begin Data records

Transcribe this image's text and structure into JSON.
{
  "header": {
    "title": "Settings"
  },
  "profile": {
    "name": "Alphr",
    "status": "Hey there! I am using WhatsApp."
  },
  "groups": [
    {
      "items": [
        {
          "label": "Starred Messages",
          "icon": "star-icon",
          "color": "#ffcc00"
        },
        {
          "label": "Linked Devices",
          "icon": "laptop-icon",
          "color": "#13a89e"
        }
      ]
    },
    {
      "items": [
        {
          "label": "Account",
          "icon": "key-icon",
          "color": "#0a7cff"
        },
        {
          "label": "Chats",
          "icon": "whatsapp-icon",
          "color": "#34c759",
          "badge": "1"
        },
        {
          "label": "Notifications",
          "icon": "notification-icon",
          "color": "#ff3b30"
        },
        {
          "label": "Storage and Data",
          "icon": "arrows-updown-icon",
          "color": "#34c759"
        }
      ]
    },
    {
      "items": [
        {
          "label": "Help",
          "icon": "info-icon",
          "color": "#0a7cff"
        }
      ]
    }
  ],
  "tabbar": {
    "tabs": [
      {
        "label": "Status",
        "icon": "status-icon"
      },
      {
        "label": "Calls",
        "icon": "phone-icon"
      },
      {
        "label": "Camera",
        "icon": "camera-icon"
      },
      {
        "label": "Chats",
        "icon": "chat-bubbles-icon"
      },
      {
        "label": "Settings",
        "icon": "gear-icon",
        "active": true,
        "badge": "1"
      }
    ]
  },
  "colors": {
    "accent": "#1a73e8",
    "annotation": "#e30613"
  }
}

end Data records

- What you have to do
Each line in the entries above that includes the string "label" should be extracted.

- Result of this task
          "label": "Starred Messages",
          "label": "Linked Devices",
          "label": "Account",
          "label": "Chats",
          "label": "Notifications",
          "label": "Storage and Data",
          "label": "Help",
        "label": "Status",
        "label": "Calls",
        "label": "Camera",
        "label": "Chats",
        "label": "Settings",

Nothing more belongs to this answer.